- [SOURCE DATA]
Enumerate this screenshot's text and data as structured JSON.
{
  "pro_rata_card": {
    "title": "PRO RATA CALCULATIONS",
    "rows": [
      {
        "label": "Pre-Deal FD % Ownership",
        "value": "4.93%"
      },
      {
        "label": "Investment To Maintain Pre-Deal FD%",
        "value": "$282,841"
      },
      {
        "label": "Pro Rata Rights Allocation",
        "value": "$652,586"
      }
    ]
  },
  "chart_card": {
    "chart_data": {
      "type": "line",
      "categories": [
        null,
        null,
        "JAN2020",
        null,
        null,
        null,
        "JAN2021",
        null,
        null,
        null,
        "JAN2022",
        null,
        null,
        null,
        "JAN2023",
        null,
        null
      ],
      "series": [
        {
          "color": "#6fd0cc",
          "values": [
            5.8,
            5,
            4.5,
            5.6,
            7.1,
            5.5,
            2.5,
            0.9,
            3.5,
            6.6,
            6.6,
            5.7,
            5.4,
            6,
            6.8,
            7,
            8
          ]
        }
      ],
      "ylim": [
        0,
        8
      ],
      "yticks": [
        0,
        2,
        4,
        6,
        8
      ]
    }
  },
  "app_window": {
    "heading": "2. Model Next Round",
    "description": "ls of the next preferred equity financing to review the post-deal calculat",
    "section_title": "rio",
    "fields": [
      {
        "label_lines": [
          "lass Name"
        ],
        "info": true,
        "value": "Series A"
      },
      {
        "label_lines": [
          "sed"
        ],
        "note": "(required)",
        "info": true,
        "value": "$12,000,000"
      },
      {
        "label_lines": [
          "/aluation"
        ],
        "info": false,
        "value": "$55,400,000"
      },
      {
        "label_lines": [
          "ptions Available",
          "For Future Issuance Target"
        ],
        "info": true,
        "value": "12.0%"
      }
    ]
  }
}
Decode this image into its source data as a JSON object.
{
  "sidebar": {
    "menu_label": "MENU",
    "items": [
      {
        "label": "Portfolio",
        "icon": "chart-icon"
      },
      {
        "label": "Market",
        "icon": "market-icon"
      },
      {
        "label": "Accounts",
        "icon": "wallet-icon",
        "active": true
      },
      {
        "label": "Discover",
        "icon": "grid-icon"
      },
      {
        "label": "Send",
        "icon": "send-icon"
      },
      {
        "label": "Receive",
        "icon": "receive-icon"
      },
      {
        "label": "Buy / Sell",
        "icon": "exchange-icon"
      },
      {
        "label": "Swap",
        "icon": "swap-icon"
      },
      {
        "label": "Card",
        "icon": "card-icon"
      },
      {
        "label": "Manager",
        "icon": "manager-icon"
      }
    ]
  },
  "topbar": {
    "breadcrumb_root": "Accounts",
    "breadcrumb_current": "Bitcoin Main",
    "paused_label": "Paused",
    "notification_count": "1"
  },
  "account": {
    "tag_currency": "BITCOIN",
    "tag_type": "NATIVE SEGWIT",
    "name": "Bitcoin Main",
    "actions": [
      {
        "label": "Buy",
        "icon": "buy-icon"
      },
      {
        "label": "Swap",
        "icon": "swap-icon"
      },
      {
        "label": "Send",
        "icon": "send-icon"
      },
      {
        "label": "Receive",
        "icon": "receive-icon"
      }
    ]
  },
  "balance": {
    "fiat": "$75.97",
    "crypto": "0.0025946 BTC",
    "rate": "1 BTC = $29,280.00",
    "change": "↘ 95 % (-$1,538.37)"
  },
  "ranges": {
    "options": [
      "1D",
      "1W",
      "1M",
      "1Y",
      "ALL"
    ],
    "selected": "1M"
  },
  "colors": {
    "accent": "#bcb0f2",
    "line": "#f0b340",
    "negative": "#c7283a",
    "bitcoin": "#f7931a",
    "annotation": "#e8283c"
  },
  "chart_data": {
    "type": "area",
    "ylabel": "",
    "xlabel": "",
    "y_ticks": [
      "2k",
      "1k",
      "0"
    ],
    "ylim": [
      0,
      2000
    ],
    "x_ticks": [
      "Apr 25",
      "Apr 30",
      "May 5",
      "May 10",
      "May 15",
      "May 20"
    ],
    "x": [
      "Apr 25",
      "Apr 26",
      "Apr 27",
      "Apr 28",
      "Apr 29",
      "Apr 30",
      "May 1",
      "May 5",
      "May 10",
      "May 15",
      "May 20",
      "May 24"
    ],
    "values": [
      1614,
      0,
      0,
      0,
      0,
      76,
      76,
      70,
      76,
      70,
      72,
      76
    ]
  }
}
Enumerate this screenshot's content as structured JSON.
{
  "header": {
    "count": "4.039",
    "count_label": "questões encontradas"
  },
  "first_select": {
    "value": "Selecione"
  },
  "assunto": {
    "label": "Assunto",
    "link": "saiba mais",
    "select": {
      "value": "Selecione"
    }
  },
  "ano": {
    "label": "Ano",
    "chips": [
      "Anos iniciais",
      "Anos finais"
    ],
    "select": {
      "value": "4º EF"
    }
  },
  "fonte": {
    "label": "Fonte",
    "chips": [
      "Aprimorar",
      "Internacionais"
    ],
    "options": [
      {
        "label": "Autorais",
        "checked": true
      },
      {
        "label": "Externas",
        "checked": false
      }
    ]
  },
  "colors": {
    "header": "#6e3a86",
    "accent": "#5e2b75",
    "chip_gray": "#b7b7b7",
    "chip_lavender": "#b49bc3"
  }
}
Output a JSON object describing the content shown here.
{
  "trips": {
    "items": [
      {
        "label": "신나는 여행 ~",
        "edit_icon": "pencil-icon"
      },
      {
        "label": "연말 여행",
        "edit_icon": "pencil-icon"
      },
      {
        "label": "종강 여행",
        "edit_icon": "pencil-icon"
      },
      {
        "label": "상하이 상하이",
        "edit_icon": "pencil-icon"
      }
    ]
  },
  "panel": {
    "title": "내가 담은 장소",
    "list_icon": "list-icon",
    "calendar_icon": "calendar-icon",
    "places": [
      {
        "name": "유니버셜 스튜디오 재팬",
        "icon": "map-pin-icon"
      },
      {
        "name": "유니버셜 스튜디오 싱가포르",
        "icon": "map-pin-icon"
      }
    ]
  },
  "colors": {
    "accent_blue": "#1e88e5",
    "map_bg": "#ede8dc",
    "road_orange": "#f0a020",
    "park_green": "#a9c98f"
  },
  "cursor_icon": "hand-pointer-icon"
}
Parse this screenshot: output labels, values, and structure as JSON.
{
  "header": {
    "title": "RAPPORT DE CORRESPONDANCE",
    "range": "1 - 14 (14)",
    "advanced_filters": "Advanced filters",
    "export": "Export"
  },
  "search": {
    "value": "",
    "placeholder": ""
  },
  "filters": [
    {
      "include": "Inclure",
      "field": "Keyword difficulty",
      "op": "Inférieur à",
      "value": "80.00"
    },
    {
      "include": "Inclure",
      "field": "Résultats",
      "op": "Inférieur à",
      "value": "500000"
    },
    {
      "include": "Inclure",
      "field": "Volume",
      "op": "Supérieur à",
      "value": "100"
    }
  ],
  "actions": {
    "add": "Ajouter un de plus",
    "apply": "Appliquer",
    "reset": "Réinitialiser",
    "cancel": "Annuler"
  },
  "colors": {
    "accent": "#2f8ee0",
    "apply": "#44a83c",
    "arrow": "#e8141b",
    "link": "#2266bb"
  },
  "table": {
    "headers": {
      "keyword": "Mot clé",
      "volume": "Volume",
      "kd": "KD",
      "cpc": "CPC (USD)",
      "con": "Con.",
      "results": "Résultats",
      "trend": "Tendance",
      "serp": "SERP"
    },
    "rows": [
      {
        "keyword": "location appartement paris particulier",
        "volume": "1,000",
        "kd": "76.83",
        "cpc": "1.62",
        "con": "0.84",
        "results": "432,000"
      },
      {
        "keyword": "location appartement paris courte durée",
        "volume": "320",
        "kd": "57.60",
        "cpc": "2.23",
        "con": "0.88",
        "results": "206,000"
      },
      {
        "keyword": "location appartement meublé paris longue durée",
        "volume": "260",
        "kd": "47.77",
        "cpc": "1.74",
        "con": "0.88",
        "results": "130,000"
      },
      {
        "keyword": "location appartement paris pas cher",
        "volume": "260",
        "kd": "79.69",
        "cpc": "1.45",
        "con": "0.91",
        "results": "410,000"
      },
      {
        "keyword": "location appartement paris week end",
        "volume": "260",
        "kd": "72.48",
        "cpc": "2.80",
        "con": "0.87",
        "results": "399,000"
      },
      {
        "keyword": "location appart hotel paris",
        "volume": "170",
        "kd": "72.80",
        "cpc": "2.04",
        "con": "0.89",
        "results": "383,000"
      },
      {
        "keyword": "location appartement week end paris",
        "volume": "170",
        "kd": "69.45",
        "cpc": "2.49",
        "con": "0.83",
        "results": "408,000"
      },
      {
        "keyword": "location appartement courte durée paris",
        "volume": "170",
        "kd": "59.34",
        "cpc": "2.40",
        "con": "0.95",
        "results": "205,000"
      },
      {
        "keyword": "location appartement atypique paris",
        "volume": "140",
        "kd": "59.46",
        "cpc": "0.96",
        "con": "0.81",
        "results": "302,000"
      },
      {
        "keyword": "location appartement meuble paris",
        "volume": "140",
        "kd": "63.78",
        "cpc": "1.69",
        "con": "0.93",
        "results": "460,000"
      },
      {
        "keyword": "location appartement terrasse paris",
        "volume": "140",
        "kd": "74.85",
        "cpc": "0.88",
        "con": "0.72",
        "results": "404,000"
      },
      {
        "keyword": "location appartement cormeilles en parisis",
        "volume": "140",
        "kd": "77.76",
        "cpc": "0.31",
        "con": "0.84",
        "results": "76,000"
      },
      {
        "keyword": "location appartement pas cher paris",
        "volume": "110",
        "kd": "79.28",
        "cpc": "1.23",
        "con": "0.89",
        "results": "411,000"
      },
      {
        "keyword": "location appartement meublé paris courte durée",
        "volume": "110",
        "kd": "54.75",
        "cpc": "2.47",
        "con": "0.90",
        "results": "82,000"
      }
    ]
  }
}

- [TASK] Using the entries above, return each line in which the word "Résultats" occurs.

- [OUTPUT FOR THIS TASK]
      "field": "Résultats",
      "results": "Résultats",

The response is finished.